- **DATASET ENTRIES**:
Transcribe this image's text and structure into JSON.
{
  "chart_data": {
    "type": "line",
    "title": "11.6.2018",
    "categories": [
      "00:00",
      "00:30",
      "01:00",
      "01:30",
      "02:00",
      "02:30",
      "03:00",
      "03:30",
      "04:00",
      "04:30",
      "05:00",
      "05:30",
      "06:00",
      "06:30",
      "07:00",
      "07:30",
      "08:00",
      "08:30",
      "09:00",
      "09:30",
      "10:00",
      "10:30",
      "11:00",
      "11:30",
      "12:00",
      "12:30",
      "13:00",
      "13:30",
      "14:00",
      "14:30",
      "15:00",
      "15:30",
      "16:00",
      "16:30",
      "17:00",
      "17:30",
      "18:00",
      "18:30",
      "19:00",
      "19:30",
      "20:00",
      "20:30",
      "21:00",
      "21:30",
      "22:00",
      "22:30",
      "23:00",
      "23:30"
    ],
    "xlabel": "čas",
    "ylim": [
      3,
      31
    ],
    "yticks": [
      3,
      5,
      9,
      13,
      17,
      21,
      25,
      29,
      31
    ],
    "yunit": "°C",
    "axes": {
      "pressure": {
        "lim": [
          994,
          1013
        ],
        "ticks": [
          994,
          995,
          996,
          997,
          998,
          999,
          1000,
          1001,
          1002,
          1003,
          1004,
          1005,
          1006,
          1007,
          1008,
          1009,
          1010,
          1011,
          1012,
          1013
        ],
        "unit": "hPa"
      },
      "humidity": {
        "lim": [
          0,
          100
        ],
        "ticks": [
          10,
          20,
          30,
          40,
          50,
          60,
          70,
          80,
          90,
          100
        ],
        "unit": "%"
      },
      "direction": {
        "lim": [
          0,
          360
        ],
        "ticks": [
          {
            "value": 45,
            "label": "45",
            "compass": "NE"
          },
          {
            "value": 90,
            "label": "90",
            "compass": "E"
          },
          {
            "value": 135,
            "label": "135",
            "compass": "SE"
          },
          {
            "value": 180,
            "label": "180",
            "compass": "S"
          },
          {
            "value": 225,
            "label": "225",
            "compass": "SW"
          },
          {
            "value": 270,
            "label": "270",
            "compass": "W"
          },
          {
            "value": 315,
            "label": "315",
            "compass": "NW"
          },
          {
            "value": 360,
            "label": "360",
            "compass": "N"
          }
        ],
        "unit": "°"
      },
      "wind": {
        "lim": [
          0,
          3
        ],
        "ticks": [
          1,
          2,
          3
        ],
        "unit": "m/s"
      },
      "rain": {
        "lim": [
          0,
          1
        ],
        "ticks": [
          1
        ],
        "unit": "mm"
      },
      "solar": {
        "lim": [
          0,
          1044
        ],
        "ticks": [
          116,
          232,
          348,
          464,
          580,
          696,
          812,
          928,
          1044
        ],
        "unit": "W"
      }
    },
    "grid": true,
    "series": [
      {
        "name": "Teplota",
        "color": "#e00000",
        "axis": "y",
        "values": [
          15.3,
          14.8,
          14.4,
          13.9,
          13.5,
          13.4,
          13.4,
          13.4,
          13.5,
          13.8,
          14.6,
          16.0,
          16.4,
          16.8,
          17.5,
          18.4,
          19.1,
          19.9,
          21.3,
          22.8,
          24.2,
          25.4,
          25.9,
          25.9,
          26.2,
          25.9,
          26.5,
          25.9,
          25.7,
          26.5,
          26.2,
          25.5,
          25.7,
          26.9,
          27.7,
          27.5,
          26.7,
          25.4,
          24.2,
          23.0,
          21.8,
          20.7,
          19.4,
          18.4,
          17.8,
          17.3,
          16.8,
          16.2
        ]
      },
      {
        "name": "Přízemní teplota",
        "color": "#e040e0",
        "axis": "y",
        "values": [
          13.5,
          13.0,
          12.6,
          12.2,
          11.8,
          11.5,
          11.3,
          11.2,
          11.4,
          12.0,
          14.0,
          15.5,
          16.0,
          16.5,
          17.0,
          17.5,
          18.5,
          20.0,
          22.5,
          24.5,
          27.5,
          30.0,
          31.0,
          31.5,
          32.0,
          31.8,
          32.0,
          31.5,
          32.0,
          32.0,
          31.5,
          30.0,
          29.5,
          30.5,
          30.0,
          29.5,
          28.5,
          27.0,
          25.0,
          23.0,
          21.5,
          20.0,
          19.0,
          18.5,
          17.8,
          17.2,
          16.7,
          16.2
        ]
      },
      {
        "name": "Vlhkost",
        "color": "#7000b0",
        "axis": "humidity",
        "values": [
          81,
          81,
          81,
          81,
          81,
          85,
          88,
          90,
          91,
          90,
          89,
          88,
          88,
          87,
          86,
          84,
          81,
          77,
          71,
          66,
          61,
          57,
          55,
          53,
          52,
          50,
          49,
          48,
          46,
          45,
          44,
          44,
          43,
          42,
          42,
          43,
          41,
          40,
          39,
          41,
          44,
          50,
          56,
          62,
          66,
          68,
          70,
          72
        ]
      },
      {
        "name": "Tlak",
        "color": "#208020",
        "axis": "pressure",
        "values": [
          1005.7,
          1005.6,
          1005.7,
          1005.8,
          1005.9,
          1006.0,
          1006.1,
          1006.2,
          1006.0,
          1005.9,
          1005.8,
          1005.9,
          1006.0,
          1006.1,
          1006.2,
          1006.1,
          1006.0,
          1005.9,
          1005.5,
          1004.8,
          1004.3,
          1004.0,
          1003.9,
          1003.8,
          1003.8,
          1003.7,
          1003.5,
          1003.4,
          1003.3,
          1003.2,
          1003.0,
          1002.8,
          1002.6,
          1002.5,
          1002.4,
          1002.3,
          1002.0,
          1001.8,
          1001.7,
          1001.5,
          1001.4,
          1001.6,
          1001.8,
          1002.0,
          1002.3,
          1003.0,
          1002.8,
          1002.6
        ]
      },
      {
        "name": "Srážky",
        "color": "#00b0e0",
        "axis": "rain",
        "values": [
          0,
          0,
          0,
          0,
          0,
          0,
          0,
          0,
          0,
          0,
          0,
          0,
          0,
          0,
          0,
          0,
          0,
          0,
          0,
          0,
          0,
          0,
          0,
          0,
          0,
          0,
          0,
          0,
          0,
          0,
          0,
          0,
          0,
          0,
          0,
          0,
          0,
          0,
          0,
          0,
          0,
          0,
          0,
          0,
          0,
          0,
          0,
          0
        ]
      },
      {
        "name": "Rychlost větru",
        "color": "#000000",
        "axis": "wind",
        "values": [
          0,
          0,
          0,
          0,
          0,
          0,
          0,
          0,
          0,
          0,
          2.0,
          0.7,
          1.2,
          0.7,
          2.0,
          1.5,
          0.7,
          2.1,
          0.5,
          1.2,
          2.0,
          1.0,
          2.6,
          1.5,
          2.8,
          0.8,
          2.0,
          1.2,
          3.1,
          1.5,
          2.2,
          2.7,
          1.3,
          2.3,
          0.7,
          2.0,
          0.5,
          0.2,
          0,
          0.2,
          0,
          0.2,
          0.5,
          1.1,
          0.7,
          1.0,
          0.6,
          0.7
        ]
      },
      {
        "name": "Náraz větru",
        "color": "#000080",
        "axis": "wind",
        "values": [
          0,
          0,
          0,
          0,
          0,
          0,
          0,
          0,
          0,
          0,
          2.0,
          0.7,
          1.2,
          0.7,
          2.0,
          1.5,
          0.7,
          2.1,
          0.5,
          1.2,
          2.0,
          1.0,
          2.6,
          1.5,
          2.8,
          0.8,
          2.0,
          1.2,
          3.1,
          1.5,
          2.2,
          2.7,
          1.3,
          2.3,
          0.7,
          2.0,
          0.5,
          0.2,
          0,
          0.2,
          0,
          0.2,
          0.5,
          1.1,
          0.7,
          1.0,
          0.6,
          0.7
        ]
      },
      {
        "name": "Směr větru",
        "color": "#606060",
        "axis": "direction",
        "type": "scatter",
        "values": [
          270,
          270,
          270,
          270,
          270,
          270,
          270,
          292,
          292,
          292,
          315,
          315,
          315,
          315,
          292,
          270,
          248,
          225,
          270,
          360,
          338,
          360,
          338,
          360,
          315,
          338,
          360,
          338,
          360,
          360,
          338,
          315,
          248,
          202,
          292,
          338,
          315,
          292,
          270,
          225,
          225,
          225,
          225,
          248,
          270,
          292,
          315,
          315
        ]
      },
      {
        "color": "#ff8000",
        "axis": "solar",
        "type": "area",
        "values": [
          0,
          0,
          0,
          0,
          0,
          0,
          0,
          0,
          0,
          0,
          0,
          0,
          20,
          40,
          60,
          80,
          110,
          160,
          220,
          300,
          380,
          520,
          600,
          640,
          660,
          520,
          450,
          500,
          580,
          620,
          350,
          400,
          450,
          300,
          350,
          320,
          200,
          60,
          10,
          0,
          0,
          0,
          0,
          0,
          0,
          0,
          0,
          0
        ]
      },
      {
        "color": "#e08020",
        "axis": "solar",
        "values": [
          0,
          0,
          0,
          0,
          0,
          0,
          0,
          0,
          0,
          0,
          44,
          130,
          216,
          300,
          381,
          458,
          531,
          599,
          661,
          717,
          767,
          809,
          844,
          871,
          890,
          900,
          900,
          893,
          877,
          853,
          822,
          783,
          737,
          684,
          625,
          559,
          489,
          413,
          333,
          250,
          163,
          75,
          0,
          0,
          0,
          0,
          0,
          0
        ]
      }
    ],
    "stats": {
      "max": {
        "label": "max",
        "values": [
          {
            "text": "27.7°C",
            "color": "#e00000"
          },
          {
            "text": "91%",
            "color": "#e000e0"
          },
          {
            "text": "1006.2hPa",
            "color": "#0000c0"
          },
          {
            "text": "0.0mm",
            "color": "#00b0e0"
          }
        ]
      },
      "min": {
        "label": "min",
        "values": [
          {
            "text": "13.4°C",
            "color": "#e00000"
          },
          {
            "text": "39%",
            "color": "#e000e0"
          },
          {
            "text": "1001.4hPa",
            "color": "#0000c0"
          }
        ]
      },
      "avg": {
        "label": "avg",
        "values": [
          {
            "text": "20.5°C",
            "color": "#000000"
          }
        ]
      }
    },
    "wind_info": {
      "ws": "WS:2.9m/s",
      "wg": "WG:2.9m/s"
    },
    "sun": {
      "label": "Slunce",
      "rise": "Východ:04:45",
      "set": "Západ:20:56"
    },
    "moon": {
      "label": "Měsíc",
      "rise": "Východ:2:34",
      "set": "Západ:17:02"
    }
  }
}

- **INSTRUCTION**: Using the listing above, list every line in which the string "axis" occurs.

- **EXERCISE RESULT**:
        "axis": "y",
        "axis": "y",
        "axis": "humidity",
        "axis": "pressure",
        "axis": "rain",
        "axis": "wind",
        "axis": "wind",
        "axis": "direction",
        "axis": "solar",
        "axis": "solar",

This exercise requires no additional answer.